• _Provided material_

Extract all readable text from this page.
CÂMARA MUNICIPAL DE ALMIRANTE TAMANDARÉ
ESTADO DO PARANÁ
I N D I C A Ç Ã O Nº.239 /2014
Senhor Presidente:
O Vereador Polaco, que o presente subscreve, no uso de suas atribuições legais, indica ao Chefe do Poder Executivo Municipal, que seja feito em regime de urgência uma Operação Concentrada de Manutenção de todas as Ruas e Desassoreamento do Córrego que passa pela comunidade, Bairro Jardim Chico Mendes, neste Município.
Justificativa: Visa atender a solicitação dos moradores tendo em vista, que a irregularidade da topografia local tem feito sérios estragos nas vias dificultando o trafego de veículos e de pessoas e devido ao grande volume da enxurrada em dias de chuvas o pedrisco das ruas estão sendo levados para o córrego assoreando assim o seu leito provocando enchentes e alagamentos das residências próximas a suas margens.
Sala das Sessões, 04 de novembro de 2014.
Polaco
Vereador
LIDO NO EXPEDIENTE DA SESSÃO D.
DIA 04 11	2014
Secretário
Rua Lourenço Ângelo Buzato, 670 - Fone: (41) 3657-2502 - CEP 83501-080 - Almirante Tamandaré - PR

• _Aim_
Your task is to print the whole listing again exactly.

• _Task response_
Extract all readable text from this page.
CÂMARA MUNICIPAL DE ALMIRANTE TAMANDARÉ
ESTADO DO PARANÁ
I N D I C A Ç Ã O Nº.239 /2014
Senhor Presidente:
O Vereador Polaco, que o presente subscreve, no uso de suas atribuições legais, indica ao Chefe do Poder Executivo Municipal, que seja feito em regime de urgência uma Operação Concentrada de Manutenção de todas as Ruas e Desassoreamento do Córrego que passa pela comunidade, Bairro Jardim Chico Mendes, neste Município.
Justificativa: Visa atender a solicitação dos moradores tendo em vista, que a irregularidade da topografia local tem feito sérios estragos nas vias dificultando o trafego de veículos e de pessoas e devido ao grande volume da enxurrada em dias de chuvas o pedrisco das ruas estão sendo levados para o córrego assoreando assim o seu leito provocando enchentes e alagamentos das residências próximas a suas margens.
Sala das Sessões, 04 de novembro de 2014.
Polaco
Vereador
LIDO NO EXPEDIENTE DA SESSÃO D.
DIA 04 11	2014
Secretário
Rua Lourenço Ângelo Buzato, 670 - Fone: (41) 3657-2502 - CEP 83501-080 - Almirante Tamandaré - PR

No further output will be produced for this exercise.